* Exercise:
Please set down all the lines beneath this one exactly, without the pictures.
(begin)
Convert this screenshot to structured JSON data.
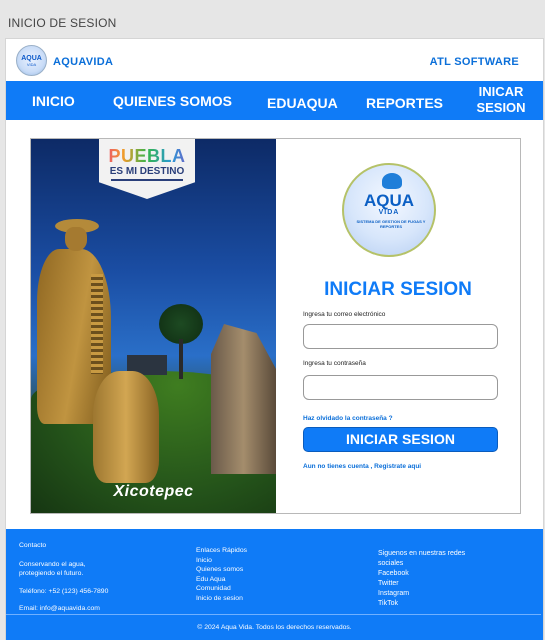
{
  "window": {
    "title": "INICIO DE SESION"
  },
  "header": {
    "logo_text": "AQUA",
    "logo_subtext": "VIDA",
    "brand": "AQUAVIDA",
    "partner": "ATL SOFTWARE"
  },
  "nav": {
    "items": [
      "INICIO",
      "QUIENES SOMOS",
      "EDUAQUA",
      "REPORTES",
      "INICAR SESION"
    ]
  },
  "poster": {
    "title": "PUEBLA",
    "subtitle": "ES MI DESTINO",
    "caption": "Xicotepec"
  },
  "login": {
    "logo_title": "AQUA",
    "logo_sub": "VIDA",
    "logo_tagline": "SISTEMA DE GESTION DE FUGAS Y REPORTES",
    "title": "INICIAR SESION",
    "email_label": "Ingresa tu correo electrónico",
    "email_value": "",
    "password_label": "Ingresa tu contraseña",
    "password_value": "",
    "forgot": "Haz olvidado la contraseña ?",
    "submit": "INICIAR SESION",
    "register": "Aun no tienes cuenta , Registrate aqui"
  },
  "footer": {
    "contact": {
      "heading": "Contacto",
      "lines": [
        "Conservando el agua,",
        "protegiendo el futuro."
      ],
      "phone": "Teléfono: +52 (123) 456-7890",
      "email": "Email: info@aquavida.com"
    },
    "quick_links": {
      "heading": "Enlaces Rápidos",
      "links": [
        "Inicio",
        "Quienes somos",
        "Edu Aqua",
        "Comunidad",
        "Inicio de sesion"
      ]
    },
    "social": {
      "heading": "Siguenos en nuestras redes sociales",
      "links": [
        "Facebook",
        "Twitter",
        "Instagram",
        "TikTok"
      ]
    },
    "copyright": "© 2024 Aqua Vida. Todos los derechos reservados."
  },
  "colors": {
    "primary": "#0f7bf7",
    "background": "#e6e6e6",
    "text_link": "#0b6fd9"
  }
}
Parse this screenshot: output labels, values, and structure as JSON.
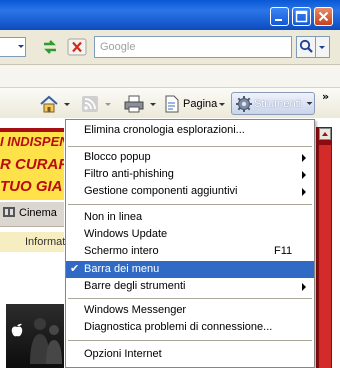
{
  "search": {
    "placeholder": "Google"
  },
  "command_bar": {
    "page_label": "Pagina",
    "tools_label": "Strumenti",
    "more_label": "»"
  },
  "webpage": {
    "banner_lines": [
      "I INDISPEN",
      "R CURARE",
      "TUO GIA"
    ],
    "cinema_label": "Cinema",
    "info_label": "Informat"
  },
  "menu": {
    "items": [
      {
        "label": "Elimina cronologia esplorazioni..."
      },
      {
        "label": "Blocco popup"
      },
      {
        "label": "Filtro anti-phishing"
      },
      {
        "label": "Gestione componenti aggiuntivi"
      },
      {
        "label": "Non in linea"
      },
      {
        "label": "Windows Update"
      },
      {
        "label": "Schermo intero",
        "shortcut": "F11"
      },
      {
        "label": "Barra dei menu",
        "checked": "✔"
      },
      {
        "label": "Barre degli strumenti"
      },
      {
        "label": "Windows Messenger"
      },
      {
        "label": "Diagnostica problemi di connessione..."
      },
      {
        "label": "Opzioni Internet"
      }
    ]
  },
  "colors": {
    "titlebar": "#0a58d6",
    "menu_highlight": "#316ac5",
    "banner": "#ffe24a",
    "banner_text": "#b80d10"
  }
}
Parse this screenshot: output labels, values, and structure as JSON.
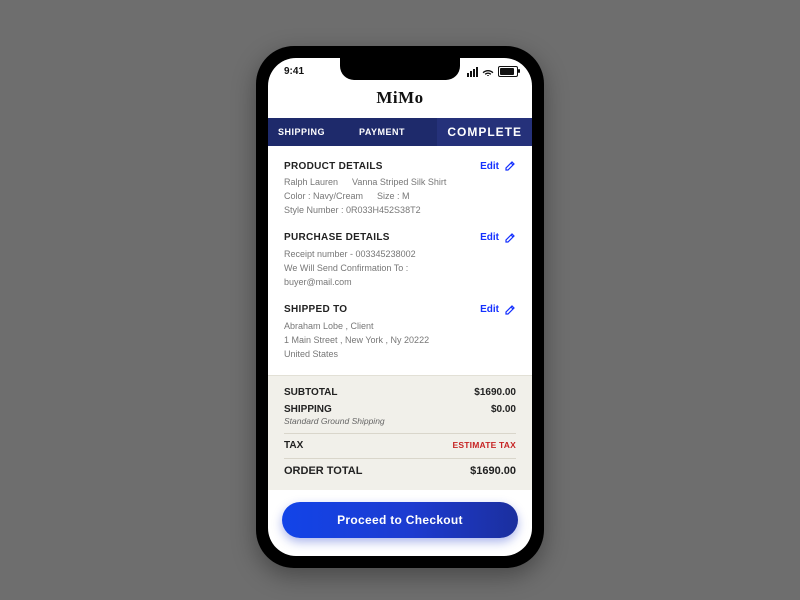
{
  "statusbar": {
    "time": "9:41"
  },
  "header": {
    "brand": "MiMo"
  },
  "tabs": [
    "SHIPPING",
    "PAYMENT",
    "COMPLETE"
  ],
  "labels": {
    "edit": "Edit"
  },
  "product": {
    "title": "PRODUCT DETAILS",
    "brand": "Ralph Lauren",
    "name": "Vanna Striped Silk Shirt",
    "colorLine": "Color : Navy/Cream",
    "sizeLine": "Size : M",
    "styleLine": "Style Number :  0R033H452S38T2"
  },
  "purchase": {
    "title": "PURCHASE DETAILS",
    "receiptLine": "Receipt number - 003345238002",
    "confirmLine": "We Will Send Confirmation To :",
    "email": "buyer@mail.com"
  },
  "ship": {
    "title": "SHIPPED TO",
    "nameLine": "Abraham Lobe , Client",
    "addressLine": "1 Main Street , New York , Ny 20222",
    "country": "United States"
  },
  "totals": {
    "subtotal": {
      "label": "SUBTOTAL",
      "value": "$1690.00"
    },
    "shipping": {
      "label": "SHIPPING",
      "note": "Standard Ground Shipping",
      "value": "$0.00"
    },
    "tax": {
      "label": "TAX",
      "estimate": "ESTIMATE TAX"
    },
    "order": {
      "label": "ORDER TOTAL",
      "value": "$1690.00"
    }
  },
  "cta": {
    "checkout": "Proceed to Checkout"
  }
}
(end)
* Reply to the task:
Convert this screenshot to structured JSON data.
{
  "window": {
    "title": "INICIO DE SESION"
  },
  "header": {
    "logo_text": "AQUA",
    "logo_subtext": "VIDA",
    "brand": "AQUAVIDA",
    "partner": "ATL SOFTWARE"
  },
  "nav": {
    "items": [
      "INICIO",
      "QUIENES SOMOS",
      "EDUAQUA",
      "REPORTES",
      "INICAR SESION"
    ]
  },
  "poster": {
    "title": "PUEBLA",
    "subtitle": "ES MI DESTINO",
    "caption": "Xicotepec"
  },
  "login": {
    "logo_title": "AQUA",
    "logo_sub": "VIDA",
    "logo_tagline": "SISTEMA DE GESTION DE FUGAS Y REPORTES",
    "title": "INICIAR SESION",
    "email_label": "Ingresa tu correo electrónico",
    "email_value": "",
    "password_label": "Ingresa tu contraseña",
    "password_value": "",
    "forgot": "Haz olvidado la contraseña ?",
    "submit": "INICIAR SESION",
    "register": "Aun no tienes cuenta , Registrate aqui"
  },
  "footer": {
    "contact": {
      "heading": "Contacto",
      "lines": [
        "Conservando el agua,",
        "protegiendo el futuro."
      ],
      "phone": "Teléfono: +52 (123) 456-7890",
      "email": "Email: info@aquavida.com"
    },
    "quick_links": {
      "heading": "Enlaces Rápidos",
      "links": [
        "Inicio",
        "Quienes somos",
        "Edu Aqua",
        "Comunidad",
        "Inicio de sesion"
      ]
    },
    "social": {
      "heading": "Siguenos en nuestras redes sociales",
      "links": [
        "Facebook",
        "Twitter",
        "Instagram",
        "TikTok"
      ]
    },
    "copyright": "© 2024 Aqua Vida. Todos los derechos reservados."
  },
  "colors": {
    "primary": "#0f7bf7",
    "background": "#e6e6e6",
    "text_link": "#0b6fd9"
  }
}
Parse this screenshot: output labels, values, and structure as JSON.
{
  "search": {
    "placeholder": "Google"
  },
  "command_bar": {
    "page_label": "Pagina",
    "tools_label": "Strumenti",
    "more_label": "»"
  },
  "webpage": {
    "banner_lines": [
      "I INDISPEN",
      "R CURARE",
      "TUO GIA"
    ],
    "cinema_label": "Cinema",
    "info_label": "Informat"
  },
  "menu": {
    "items": [
      {
        "label": "Elimina cronologia esplorazioni..."
      },
      {
        "label": "Blocco popup"
      },
      {
        "label": "Filtro anti-phishing"
      },
      {
        "label": "Gestione componenti aggiuntivi"
      },
      {
        "label": "Non in linea"
      },
      {
        "label": "Windows Update"
      },
      {
        "label": "Schermo intero",
        "shortcut": "F11"
      },
      {
        "label": "Barra dei menu",
        "checked": "✔"
      },
      {
        "label": "Barre degli strumenti"
      },
      {
        "label": "Windows Messenger"
      },
      {
        "label": "Diagnostica problemi di connessione..."
      },
      {
        "label": "Opzioni Internet"
      }
    ]
  },
  "colors": {
    "titlebar": "#0a58d6",
    "menu_highlight": "#316ac5",
    "banner": "#ffe24a",
    "banner_text": "#b80d10"
  }
}
Parse this screenshot: output labels, values, and structure as JSON.
{
  "statusbar": {
    "time": "9:41"
  },
  "header": {
    "brand": "MiMo"
  },
  "tabs": [
    "SHIPPING",
    "PAYMENT",
    "COMPLETE"
  ],
  "labels": {
    "edit": "Edit"
  },
  "product": {
    "title": "PRODUCT DETAILS",
    "brand": "Ralph Lauren",
    "name": "Vanna Striped Silk Shirt",
    "colorLine": "Color : Navy/Cream",
    "sizeLine": "Size : M",
    "styleLine": "Style Number :  0R033H452S38T2"
  },
  "purchase": {
    "title": "PURCHASE DETAILS",
    "receiptLine": "Receipt number - 003345238002",
    "confirmLine": "We Will Send Confirmation To :",
    "email": "buyer@mail.com"
  },
  "ship": {
    "title": "SHIPPED TO",
    "nameLine": "Abraham Lobe , Client",
    "addressLine": "1 Main Street , New York , Ny 20222",
    "country": "United States"
  },
  "totals": {
    "subtotal": {
      "label": "SUBTOTAL",
      "value": "$1690.00"
    },
    "shipping": {
      "label": "SHIPPING",
      "note": "Standard Ground Shipping",
      "value": "$0.00"
    },
    "tax": {
      "label": "TAX",
      "estimate": "ESTIMATE TAX"
    },
    "order": {
      "label": "ORDER TOTAL",
      "value": "$1690.00"
    }
  },
  "cta": {
    "checkout": "Proceed to Checkout"
  }
}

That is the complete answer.